WRITTEN REQUEST:
Give the number of lines containing "card" in this listing, with no other words.

DATASET RECORDS:
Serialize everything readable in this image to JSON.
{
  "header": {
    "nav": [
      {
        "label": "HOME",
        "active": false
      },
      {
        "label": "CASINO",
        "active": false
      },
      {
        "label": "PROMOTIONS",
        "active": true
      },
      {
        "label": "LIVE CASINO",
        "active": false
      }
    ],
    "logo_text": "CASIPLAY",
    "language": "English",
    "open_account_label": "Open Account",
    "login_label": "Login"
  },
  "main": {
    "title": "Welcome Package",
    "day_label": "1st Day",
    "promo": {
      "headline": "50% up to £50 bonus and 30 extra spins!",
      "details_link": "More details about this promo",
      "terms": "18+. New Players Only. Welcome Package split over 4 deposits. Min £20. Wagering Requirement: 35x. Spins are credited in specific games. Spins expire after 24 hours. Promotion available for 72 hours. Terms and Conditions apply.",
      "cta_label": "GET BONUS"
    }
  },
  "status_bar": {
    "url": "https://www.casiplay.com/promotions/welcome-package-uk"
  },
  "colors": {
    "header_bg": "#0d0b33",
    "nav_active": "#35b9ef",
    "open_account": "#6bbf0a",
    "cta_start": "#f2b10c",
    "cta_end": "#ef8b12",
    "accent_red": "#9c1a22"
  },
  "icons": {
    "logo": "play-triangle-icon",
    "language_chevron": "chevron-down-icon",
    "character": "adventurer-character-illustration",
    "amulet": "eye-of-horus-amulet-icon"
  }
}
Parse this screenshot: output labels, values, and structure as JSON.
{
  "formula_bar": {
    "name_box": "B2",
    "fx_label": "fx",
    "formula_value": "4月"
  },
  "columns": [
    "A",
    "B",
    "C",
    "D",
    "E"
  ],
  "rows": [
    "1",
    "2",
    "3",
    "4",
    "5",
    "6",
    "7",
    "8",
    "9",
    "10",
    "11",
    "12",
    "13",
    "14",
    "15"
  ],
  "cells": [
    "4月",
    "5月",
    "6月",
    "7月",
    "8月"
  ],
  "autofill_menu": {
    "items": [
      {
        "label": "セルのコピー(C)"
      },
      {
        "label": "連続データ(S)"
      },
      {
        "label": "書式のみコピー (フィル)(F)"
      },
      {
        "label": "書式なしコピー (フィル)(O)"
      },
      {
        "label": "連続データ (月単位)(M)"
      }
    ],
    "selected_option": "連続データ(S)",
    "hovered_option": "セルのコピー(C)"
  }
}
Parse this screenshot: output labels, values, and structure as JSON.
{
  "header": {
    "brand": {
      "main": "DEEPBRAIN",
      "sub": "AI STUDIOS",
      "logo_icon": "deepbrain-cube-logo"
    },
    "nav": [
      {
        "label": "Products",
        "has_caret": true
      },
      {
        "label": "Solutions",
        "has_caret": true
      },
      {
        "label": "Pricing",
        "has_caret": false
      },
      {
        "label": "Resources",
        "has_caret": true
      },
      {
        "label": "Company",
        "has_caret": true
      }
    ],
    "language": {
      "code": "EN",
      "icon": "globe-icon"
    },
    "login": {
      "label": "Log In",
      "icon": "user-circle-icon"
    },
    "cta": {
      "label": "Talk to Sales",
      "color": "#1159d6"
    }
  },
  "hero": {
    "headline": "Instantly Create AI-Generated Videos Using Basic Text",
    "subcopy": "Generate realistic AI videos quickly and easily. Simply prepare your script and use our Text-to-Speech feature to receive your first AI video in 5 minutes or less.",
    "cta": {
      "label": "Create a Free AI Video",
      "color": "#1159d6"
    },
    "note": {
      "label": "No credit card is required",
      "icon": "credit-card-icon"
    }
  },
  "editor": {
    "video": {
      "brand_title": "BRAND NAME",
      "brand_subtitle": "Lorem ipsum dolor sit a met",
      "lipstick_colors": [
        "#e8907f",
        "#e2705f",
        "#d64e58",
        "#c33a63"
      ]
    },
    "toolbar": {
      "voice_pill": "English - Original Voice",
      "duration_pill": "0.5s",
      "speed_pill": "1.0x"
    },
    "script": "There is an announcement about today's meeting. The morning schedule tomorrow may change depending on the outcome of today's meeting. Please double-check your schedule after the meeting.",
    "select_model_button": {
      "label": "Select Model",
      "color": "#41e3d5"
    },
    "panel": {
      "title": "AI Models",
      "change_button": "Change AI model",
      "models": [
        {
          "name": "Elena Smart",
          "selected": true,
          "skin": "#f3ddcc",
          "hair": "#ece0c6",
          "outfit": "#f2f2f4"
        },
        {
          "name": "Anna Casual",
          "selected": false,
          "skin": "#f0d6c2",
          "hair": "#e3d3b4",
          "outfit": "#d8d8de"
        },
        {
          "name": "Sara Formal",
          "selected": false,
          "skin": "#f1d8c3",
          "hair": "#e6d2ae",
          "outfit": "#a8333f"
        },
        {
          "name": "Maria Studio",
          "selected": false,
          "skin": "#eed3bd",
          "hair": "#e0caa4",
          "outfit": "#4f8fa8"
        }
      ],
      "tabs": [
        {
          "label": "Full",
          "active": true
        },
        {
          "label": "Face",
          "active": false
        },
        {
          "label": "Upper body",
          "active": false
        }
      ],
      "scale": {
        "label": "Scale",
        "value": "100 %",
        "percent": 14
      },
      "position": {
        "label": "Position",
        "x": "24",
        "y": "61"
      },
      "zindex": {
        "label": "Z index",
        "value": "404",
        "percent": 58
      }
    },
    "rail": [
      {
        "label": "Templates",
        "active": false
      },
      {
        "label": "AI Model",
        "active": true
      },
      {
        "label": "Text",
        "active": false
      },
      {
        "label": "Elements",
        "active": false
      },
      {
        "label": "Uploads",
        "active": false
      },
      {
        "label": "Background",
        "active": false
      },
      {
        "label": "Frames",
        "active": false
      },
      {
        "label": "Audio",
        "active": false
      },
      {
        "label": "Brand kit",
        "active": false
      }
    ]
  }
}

CORRECT ANSWER:
2